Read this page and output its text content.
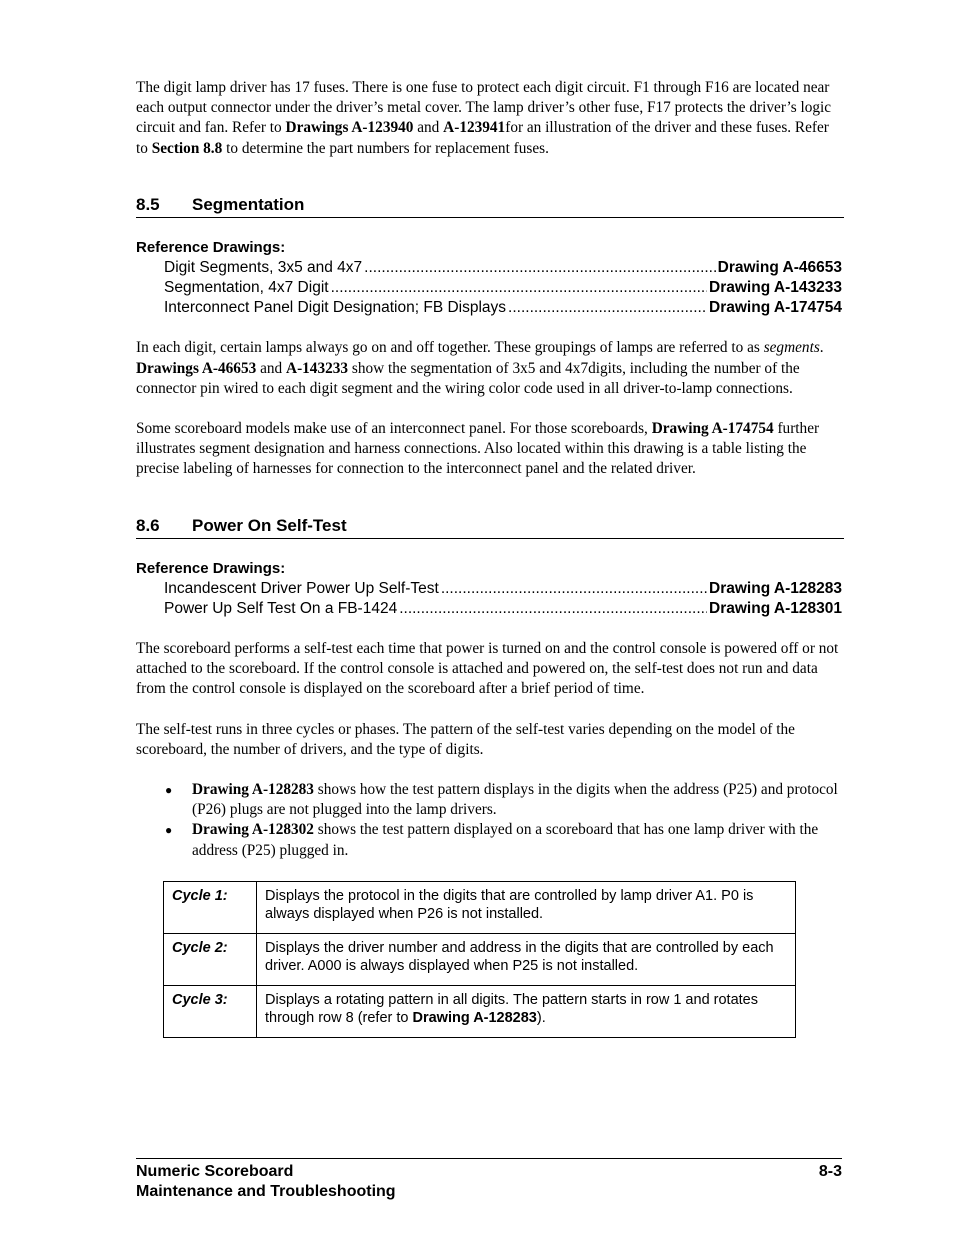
The digit lamp driver has 17 fuses. There is one fuse to protect each digit circuit. F1 through F16 are located near each output connector under the driver’s metal cover. The lamp driver’s other fuse, F17 protects the driver’s logic circuit and fan. Refer to Drawings A-123940 and A-123941for an illustration of the driver and these fuses. Refer to Section 8.8 to determine the part numbers for replacement fuses.

8.5	Segmentation
Reference Drawings:
Digit Segments, 3x5 and 4x7 .....	Drawing A-46653
Segmentation, 4x7 Digit .....	Drawing A-143233
Interconnect Panel Digit Designation; FB Displays .....	Drawing A-174754

In each digit, certain lamps always go on and off together. These groupings of lamps are referred to as segments. Drawings A-46653 and A-143233 show the segmentation of 3x5 and 4x7digits, including the number of the connector pin wired to each digit segment and the wiring color code used in all driver-to-lamp connections.

Some scoreboard models make use of an interconnect panel. For those scoreboards, Drawing A-174754 further illustrates segment designation and harness connections. Also located within this drawing is a table listing the precise labeling of harnesses for connection to the interconnect panel and the related driver.

8.6	Power On Self-Test
Reference Drawings:
Incandescent Driver Power Up Self-Test .....	Drawing A-128283
Power Up Self Test On a FB-1424 .....	Drawing A-128301

The scoreboard performs a self-test each time that power is turned on and the control console is powered off or not attached to the scoreboard. If the control console is attached and powered on, the self-test does not run and data from the control console is displayed on the scoreboard after a brief period of time.

The self-test runs in three cycles or phases. The pattern of the self-test varies depending on the model of the scoreboard, the number of drivers, and the type of digits.

● Drawing A-128283 shows how the test pattern displays in the digits when the address (P25) and protocol (P26) plugs are not plugged into the lamp drivers.
● Drawing A-128302 shows the test pattern displayed on a scoreboard that has one lamp driver with the address (P25) plugged in.
Cycle 1:	Displays the protocol in the digits that are controlled by lamp driver A1. P0 is always displayed when P26 is not installed.
Cycle 2:	Displays the driver number and address in the digits that are controlled by each driver. A000 is always displayed when P25 is not installed.
Cycle 3:	Displays a rotating pattern in all digits. The pattern starts in row 1 and rotates through row 8 (refer to Drawing A-128283).
Numeric Scoreboard
Maintenance and Troubleshooting
8-3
■ ■ ■ ■
Your answer should be a single number: the count of lines in the material above that contain "address".

- IN RESPONSE
3